Word for word, quote all of the material, omitting the pictures.

Data excerpts
>> Begin
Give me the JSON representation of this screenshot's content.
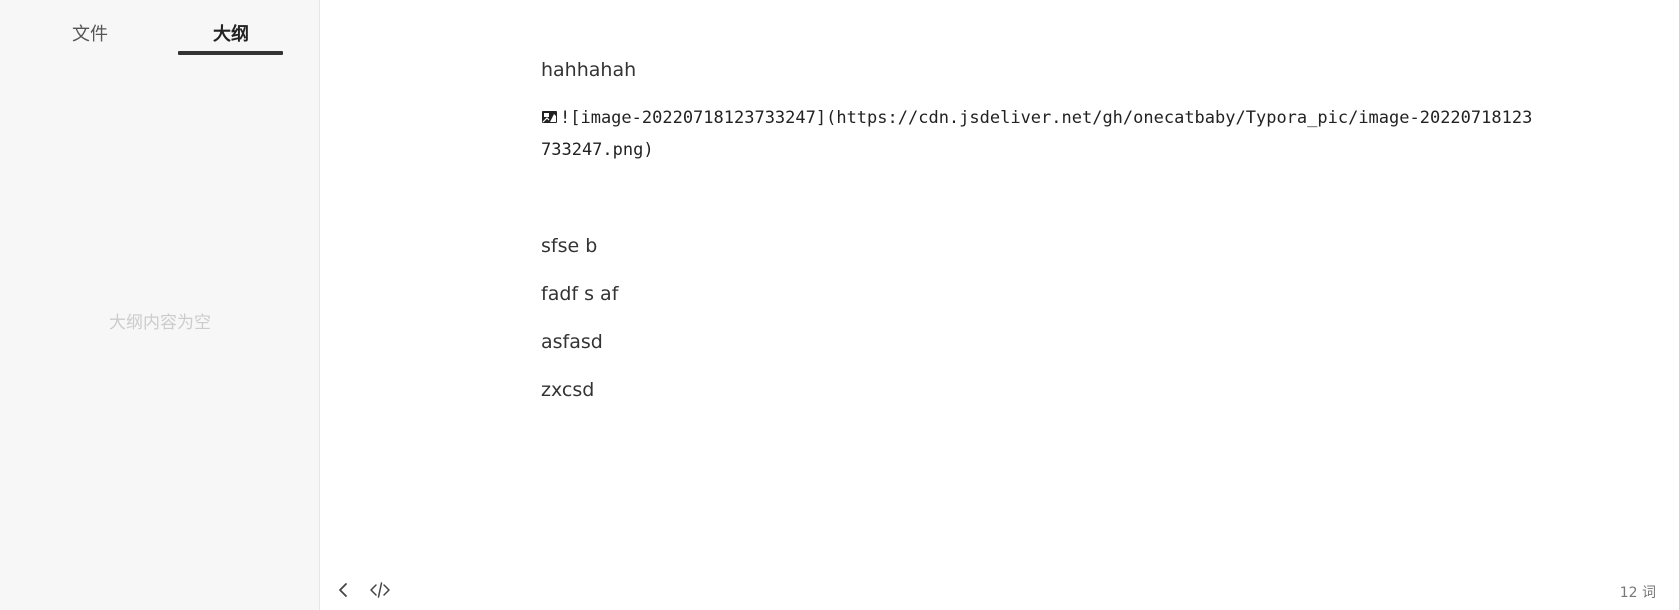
{
  "sidebar": {
    "tabs": [
      {
        "label": "文件",
        "active": false
      },
      {
        "label": "大纲",
        "active": true
      }
    ],
    "outline_empty_text": "大纲内容为空"
  },
  "editor": {
    "paragraphs": [
      "hahhahah",
      "sfse b",
      "fadf s af",
      "asfasd",
      "zxcsd"
    ],
    "image_markdown": "![image-20220718123733247](https://cdn.jsdeliver.net/gh/onecatbaby/Typora_pic/image-20220718123733247.png)",
    "image_icon": "broken-image-icon"
  },
  "footer": {
    "back_icon": "chevron-left-icon",
    "source_icon": "code-icon",
    "word_count": "12 词"
  },
  "colors": {
    "sidebar_bg": "#f7f7f7",
    "active_tab_underline": "#333333",
    "text": "#333333"
  }
}
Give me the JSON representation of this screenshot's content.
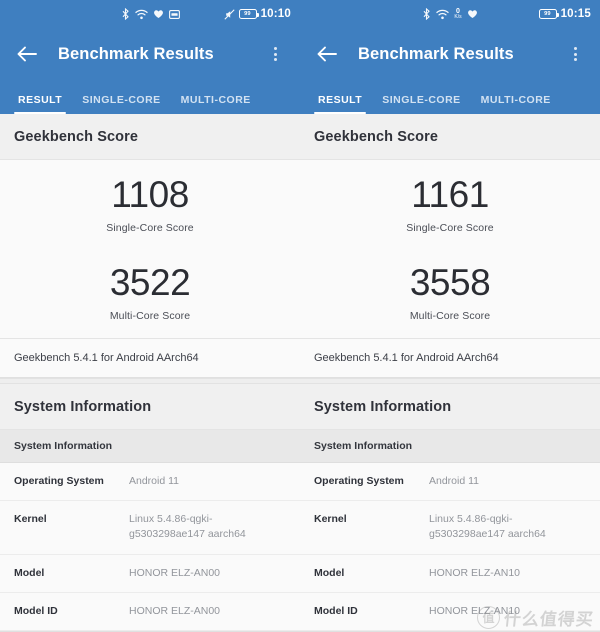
{
  "panels": [
    {
      "statusbar": {
        "icons": [
          "bluetooth-icon",
          "wifi-icon",
          "heart-icon",
          "sim-icon"
        ],
        "mute_icon": "mute-icon",
        "battery_level": "99",
        "time": "10:10"
      },
      "appbar": {
        "back_icon": "back-arrow-icon",
        "title": "Benchmark Results",
        "overflow_icon": "overflow-menu-icon"
      },
      "tabs": [
        {
          "label": "RESULT",
          "active": true
        },
        {
          "label": "SINGLE-CORE",
          "active": false
        },
        {
          "label": "MULTI-CORE",
          "active": false
        }
      ],
      "score_section": {
        "header": "Geekbench Score",
        "single_core_value": "1108",
        "single_core_label": "Single-Core Score",
        "multi_core_value": "3522",
        "multi_core_label": "Multi-Core Score",
        "version": "Geekbench 5.4.1 for Android AArch64"
      },
      "system_section": {
        "header": "System Information",
        "sub_header": "System Information",
        "rows": [
          {
            "key": "Operating System",
            "value": "Android 11"
          },
          {
            "key": "Kernel",
            "value": "Linux 5.4.86-qgki-g5303298ae147 aarch64"
          },
          {
            "key": "Model",
            "value": "HONOR ELZ-AN00"
          },
          {
            "key": "Model ID",
            "value": "HONOR ELZ-AN00"
          }
        ]
      }
    },
    {
      "statusbar": {
        "icons": [
          "bluetooth-icon",
          "wifi-icon",
          "network-speed-icon",
          "heart-icon"
        ],
        "network_speed_value": "0",
        "network_speed_unit": "K/s",
        "battery_level": "99",
        "time": "10:15"
      },
      "appbar": {
        "back_icon": "back-arrow-icon",
        "title": "Benchmark Results",
        "overflow_icon": "overflow-menu-icon"
      },
      "tabs": [
        {
          "label": "RESULT",
          "active": true
        },
        {
          "label": "SINGLE-CORE",
          "active": false
        },
        {
          "label": "MULTI-CORE",
          "active": false
        }
      ],
      "score_section": {
        "header": "Geekbench Score",
        "single_core_value": "1161",
        "single_core_label": "Single-Core Score",
        "multi_core_value": "3558",
        "multi_core_label": "Multi-Core Score",
        "version": "Geekbench 5.4.1 for Android AArch64"
      },
      "system_section": {
        "header": "System Information",
        "sub_header": "System Information",
        "rows": [
          {
            "key": "Operating System",
            "value": "Android 11"
          },
          {
            "key": "Kernel",
            "value": "Linux 5.4.86-qgki-g5303298ae147 aarch64"
          },
          {
            "key": "Model",
            "value": "HONOR ELZ-AN10"
          },
          {
            "key": "Model ID",
            "value": "HONOR ELZ-AN10"
          }
        ]
      }
    }
  ],
  "watermark": {
    "logo_char": "值",
    "text": "什么值得买"
  },
  "colors": {
    "appbar_blue": "#3f7fc0",
    "card_bg": "#fafafa",
    "header_bg": "#f0f0f0",
    "value_text": "#92959b"
  }
}
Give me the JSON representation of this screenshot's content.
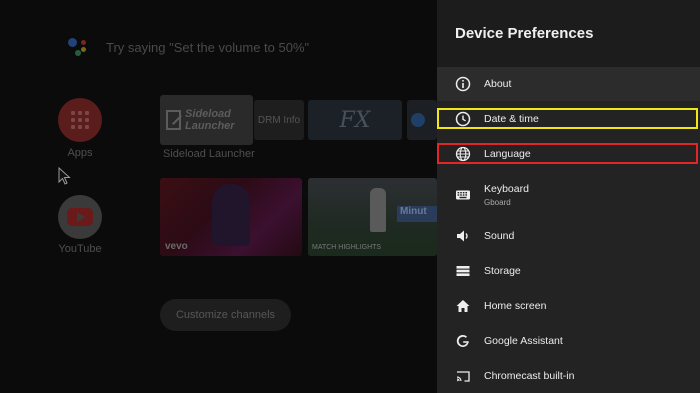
{
  "home": {
    "assistant_hint": "Try saying \"Set the volume to 50%\"",
    "apps_label": "Apps",
    "youtube_label": "YouTube",
    "tiles": {
      "sideload_title": "Sideload Launcher",
      "drm_label": "DRM Info",
      "fx_label": "FX",
      "row_label": "Sideload Launcher",
      "vevo_mark": "vevo",
      "match_text": "MATCH HIGHLIGHTS",
      "match_side": "Minut"
    },
    "customize_label": "Customize channels"
  },
  "panel": {
    "title": "Device Preferences",
    "items": [
      {
        "label": "About",
        "icon": "info-icon"
      },
      {
        "label": "Date & time",
        "icon": "clock-icon"
      },
      {
        "label": "Language",
        "icon": "globe-icon"
      },
      {
        "label": "Keyboard",
        "sub": "Gboard",
        "icon": "keyboard-icon"
      },
      {
        "label": "Sound",
        "icon": "speaker-icon"
      },
      {
        "label": "Storage",
        "icon": "storage-icon"
      },
      {
        "label": "Home screen",
        "icon": "home-icon"
      },
      {
        "label": "Google Assistant",
        "icon": "google-icon"
      },
      {
        "label": "Chromecast built-in",
        "icon": "cast-icon"
      }
    ]
  },
  "colors": {
    "highlight_yellow": "#f1e617",
    "highlight_red": "#e22626",
    "panel_bg": "#232323"
  }
}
>> End
** EXPECTED ANSWER **
Give me the JSON representation of this screenshot's content.
{
  "sidebar": {
    "tabs": [
      {
        "label": "文件",
        "active": false
      },
      {
        "label": "大纲",
        "active": true
      }
    ],
    "outline_empty_text": "大纲内容为空"
  },
  "editor": {
    "paragraphs": [
      "hahhahah",
      "sfse b",
      "fadf s af",
      "asfasd",
      "zxcsd"
    ],
    "image_markdown": "![image-20220718123733247](https://cdn.jsdeliver.net/gh/onecatbaby/Typora_pic/image-20220718123733247.png)",
    "image_icon": "broken-image-icon"
  },
  "footer": {
    "back_icon": "chevron-left-icon",
    "source_icon": "code-icon",
    "word_count": "12 词"
  },
  "colors": {
    "sidebar_bg": "#f7f7f7",
    "active_tab_underline": "#333333",
    "text": "#333333"
  }
}
Give me the JSON representation of this screenshot's content.
{
  "panels": [
    {
      "statusbar": {
        "icons": [
          "bluetooth-icon",
          "wifi-icon",
          "heart-icon",
          "sim-icon"
        ],
        "mute_icon": "mute-icon",
        "battery_level": "99",
        "time": "10:10"
      },
      "appbar": {
        "back_icon": "back-arrow-icon",
        "title": "Benchmark Results",
        "overflow_icon": "overflow-menu-icon"
      },
      "tabs": [
        {
          "label": "RESULT",
          "active": true
        },
        {
          "label": "SINGLE-CORE",
          "active": false
        },
        {
          "label": "MULTI-CORE",
          "active": false
        }
      ],
      "score_section": {
        "header": "Geekbench Score",
        "single_core_value": "1108",
        "single_core_label": "Single-Core Score",
        "multi_core_value": "3522",
        "multi_core_label": "Multi-Core Score",
        "version": "Geekbench 5.4.1 for Android AArch64"
      },
      "system_section": {
        "header": "System Information",
        "sub_header": "System Information",
        "rows": [
          {
            "key": "Operating System",
            "value": "Android 11"
          },
          {
            "key": "Kernel",
            "value": "Linux 5.4.86-qgki-g5303298ae147 aarch64"
          },
          {
            "key": "Model",
            "value": "HONOR ELZ-AN00"
          },
          {
            "key": "Model ID",
            "value": "HONOR ELZ-AN00"
          }
        ]
      }
    },
    {
      "statusbar": {
        "icons": [
          "bluetooth-icon",
          "wifi-icon",
          "network-speed-icon",
          "heart-icon"
        ],
        "network_speed_value": "0",
        "network_speed_unit": "K/s",
        "battery_level": "99",
        "time": "10:15"
      },
      "appbar": {
        "back_icon": "back-arrow-icon",
        "title": "Benchmark Results",
        "overflow_icon": "overflow-menu-icon"
      },
      "tabs": [
        {
          "label": "RESULT",
          "active": true
        },
        {
          "label": "SINGLE-CORE",
          "active": false
        },
        {
          "label": "MULTI-CORE",
          "active": false
        }
      ],
      "score_section": {
        "header": "Geekbench Score",
        "single_core_value": "1161",
        "single_core_label": "Single-Core Score",
        "multi_core_value": "3558",
        "multi_core_label": "Multi-Core Score",
        "version": "Geekbench 5.4.1 for Android AArch64"
      },
      "system_section": {
        "header": "System Information",
        "sub_header": "System Information",
        "rows": [
          {
            "key": "Operating System",
            "value": "Android 11"
          },
          {
            "key": "Kernel",
            "value": "Linux 5.4.86-qgki-g5303298ae147 aarch64"
          },
          {
            "key": "Model",
            "value": "HONOR ELZ-AN10"
          },
          {
            "key": "Model ID",
            "value": "HONOR ELZ-AN10"
          }
        ]
      }
    }
  ],
  "watermark": {
    "logo_char": "值",
    "text": "什么值得买"
  },
  "colors": {
    "appbar_blue": "#3f7fc0",
    "card_bg": "#fafafa",
    "header_bg": "#f0f0f0",
    "value_text": "#92959b"
  }
}
Give me the JSON representation of this screenshot's content.
{
  "home": {
    "assistant_hint": "Try saying \"Set the volume to 50%\"",
    "apps_label": "Apps",
    "youtube_label": "YouTube",
    "tiles": {
      "sideload_title": "Sideload Launcher",
      "drm_label": "DRM Info",
      "fx_label": "FX",
      "row_label": "Sideload Launcher",
      "vevo_mark": "vevo",
      "match_text": "MATCH HIGHLIGHTS",
      "match_side": "Minut"
    },
    "customize_label": "Customize channels"
  },
  "panel": {
    "title": "Device Preferences",
    "items": [
      {
        "label": "About",
        "icon": "info-icon"
      },
      {
        "label": "Date & time",
        "icon": "clock-icon"
      },
      {
        "label": "Language",
        "icon": "globe-icon"
      },
      {
        "label": "Keyboard",
        "sub": "Gboard",
        "icon": "keyboard-icon"
      },
      {
        "label": "Sound",
        "icon": "speaker-icon"
      },
      {
        "label": "Storage",
        "icon": "storage-icon"
      },
      {
        "label": "Home screen",
        "icon": "home-icon"
      },
      {
        "label": "Google Assistant",
        "icon": "google-icon"
      },
      {
        "label": "Chromecast built-in",
        "icon": "cast-icon"
      }
    ]
  },
  "colors": {
    "highlight_yellow": "#f1e617",
    "highlight_red": "#e22626",
    "panel_bg": "#232323"
  }
}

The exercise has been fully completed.